[Begin INPUT ROWS]

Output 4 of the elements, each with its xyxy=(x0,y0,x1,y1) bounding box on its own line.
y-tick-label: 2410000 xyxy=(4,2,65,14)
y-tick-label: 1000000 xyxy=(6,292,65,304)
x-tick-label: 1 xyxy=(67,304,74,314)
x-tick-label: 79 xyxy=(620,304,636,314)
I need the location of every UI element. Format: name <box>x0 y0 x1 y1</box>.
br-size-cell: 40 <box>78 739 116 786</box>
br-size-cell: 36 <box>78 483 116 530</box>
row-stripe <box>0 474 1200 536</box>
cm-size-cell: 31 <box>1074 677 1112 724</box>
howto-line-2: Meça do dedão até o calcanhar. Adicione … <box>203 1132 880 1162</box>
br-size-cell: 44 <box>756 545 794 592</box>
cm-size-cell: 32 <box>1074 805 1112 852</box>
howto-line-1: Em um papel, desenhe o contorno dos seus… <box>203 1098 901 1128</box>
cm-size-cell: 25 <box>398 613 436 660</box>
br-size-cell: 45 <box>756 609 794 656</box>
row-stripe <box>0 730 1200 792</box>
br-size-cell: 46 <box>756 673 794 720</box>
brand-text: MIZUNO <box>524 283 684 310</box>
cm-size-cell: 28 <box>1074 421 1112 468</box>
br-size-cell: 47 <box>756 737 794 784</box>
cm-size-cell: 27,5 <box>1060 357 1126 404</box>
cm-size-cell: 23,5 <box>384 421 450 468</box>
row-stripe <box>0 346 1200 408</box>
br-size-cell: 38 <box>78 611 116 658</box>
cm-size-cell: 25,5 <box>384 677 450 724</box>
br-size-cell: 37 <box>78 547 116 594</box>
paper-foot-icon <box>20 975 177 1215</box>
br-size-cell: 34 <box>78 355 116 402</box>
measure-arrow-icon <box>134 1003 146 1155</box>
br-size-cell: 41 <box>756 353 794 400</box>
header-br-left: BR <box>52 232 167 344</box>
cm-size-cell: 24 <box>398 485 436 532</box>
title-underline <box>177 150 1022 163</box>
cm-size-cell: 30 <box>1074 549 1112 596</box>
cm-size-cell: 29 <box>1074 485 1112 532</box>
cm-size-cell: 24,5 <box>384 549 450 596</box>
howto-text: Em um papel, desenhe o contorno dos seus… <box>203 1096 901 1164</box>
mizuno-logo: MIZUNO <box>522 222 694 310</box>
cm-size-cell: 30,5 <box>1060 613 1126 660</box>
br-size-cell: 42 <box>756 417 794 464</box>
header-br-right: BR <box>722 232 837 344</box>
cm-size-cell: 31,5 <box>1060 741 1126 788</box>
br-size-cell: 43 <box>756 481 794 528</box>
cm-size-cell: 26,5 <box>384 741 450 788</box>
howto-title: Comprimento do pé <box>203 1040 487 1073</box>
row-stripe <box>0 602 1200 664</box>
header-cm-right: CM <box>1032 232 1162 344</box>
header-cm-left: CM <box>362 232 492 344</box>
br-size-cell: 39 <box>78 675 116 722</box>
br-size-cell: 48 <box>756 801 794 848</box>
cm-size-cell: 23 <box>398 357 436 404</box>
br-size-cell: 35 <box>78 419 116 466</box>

[End INPUT ROWS]

• THE PROBLEM
Express the stretch from the start of the material through the line containing "br-size-cell: 47 <box>756 737 794 784</box>" as a Markdown table with two columns, No. and Line, giving each line's row number and its text and leaving out any blank lines.

• RESPONSE
| No. | Line |
|---|---|
| 1 | Output 4 of the elements, each with its xyxy=(x0,y0,x1,y1) bounding box on its own line. |
| 2 | y-tick-label: 2410000 xyxy=(4,2,65,14) |
| 3 | y-tick-label: 1000000 xyxy=(6,292,65,304) |
| 4 | x-tick-label: 1 xyxy=(67,304,74,314) |
| 5 | x-tick-label: 79 xyxy=(620,304,636,314) |
| 6 | I need the location of every UI element. Format: name <box>x0 y0 x1 y1</box>. |
| 7 | br-size-cell: 40 <box>78 739 116 786</box> |
| 8 | br-size-cell: 36 <box>78 483 116 530</box> |
| 9 | row-stripe <box>0 474 1200 536</box> |
| 10 | cm-size-cell: 31 <box>1074 677 1112 724</box> |
| 11 | howto-line-2: Meça do dedão até o calcanhar. Adicione … <box>203 1132 880 1162</box> |
| 12 | br-size-cell: 44 <box>756 545 794 592</box> |
| 13 | cm-size-cell: 32 <box>1074 805 1112 852</box> |
| 14 | howto-line-1: Em um papel, desenhe o contorno dos seus… <box>203 1098 901 1128</box> |
| 15 | cm-size-cell: 25 <box>398 613 436 660</box> |
| 16 | br-size-cell: 45 <box>756 609 794 656</box> |
| 17 | row-stripe <box>0 730 1200 792</box> |
| 18 | br-size-cell: 46 <box>756 673 794 720</box> |
| 19 | brand-text: MIZUNO <box>524 283 684 310</box> |
| 20 | cm-size-cell: 28 <box>1074 421 1112 468</box> |
| 21 | br-size-cell: 47 <box>756 737 794 784</box> |